### Page excerpt
++++

Sooo….I attempted to do a blog for the past 3 days. But I ended up getting hooked on #MadMen. Yup, so I finally joined the Netflix bandwagon. And now I can’t stop! 😦
I watched the first 6 or so episodes from Season 1 and all of a sudden I felt an affinity with these fictitious 50s characters…especially that dreamy Don Draper #TooHot 😀 (who somehow reminds me of my Daddy)!
Anyway, suddenly I realized that 90s movie, “Don’t Tell Mom the Babysitter’s Dead” was right all these years: “TV rots the brain” is what she said right before she died sitting in her chair.
I felt really tired and ironically all I did was sleep a great deal and watch Netflix for the whole weekend. I got little or nothing done. By the time Monday rolled around I was so distracted from the pace I was accustomed to, I opened my blog and all my other things on my to-do list and felt a huge writer’s block.

++++

### Information provided
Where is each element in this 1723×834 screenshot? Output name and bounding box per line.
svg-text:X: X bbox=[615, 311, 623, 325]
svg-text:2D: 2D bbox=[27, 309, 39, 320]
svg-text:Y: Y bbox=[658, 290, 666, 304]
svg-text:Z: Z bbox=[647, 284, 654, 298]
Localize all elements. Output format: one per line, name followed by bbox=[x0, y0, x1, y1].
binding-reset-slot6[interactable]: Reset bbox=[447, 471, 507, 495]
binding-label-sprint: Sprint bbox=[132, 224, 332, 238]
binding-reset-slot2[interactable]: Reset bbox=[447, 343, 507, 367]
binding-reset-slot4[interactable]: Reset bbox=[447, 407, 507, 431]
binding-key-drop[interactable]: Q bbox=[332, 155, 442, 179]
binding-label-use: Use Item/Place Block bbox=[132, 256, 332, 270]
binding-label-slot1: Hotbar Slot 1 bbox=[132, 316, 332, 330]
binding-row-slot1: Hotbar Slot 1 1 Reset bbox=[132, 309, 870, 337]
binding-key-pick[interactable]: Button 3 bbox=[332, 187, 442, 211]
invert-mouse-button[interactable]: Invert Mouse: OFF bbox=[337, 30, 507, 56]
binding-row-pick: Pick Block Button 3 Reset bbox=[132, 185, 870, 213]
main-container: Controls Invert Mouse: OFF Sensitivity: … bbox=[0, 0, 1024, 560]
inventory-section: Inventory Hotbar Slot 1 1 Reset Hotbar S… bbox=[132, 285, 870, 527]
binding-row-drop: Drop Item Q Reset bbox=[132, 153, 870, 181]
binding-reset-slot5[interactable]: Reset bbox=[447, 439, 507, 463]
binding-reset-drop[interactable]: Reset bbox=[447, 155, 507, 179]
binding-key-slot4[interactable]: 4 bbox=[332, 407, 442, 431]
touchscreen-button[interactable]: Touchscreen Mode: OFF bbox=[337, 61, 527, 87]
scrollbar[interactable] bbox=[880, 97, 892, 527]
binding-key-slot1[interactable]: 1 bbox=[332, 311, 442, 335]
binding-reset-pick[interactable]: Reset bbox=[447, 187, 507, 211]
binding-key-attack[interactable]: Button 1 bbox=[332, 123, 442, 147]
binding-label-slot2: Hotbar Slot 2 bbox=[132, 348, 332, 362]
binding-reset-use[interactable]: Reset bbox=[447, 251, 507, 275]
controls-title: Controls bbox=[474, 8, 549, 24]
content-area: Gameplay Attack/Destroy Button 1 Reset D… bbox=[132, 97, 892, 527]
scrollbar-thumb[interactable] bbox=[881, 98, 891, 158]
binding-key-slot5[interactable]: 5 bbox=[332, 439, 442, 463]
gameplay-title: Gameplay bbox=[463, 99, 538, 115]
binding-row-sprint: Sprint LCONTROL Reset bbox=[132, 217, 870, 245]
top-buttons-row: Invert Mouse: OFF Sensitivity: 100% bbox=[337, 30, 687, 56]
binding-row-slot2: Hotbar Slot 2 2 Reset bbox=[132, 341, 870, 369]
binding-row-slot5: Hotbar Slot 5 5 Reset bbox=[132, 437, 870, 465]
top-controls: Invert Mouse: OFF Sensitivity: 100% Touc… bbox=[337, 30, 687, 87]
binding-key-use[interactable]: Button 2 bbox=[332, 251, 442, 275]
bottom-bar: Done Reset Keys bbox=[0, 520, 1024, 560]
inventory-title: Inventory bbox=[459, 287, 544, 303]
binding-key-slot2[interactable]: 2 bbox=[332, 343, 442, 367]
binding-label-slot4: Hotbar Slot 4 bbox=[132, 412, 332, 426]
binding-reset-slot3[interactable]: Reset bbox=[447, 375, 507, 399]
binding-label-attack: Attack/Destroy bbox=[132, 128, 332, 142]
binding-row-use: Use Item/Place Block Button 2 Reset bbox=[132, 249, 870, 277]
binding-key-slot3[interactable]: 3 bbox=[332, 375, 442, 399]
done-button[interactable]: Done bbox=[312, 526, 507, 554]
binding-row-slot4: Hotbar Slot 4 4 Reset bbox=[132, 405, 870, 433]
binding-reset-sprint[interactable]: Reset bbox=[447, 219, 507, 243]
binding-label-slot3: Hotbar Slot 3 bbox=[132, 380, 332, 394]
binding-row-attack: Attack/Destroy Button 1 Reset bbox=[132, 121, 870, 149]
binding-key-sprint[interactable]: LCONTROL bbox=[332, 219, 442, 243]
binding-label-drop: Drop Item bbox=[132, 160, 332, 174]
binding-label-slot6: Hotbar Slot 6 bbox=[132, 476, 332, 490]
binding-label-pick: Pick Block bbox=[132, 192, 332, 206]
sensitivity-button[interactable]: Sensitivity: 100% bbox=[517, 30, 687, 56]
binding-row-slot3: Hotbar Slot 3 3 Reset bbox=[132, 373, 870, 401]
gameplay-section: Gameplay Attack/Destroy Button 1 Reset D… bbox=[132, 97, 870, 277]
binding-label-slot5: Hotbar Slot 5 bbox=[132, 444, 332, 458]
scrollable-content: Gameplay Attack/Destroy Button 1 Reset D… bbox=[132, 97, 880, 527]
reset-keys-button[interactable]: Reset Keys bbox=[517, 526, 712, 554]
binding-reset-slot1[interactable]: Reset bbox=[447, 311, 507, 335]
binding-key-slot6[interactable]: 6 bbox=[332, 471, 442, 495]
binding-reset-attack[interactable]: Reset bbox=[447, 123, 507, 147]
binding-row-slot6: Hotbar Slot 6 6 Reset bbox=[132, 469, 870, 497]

++++

### Written request
Continue the blog post above about binge-watching Mad Men on Netflix, picking up right after its last sentence.

### Answer
I made a few business calls and sent some emails, updated my spreadsheets and that was it! I guess it was just one of those days. But being a night owl, I suddenly felt rejuvenated as I took another shower and had my first cup of English breakfast tea for the day. Oh, how I missed that caffeine rush! I planned on skipping my meditation class but instead I felt motivated to go and I’m glad I did.
As is usually the case, the whole drive there I thought about my Dad, sitting with me there in the passenger seat (as he usually did) and smiling at my driving skills lol. (He always said I was a good driver, and to this I would always say to him, “I learnt from the best :-)”) As I jumped out of my vehicle, I looked around the neighbourhood and all the glimmering lights as night set in with all the aromas of persons in their homes cooking and again thought of him doing the same. I could almost feel his presence. Or was it my imagination?
The thought of him flickered in and out of my thoughts during my meditation as I focussed on my mantra!
All weekend long, I tried to convince my mom and sister that I am no longer grieving, but suddenly I went back in time to the time of his death (when I started my meditation class). I thought about the day and time and the reactions of my siblings as we called them at their various locations. My mind was in overdrive and my thoughts seemed so loud in the stillness of the room. I suddenly felt their pain and I realized I am still in mourning, just not in an overt way, every moment of every day.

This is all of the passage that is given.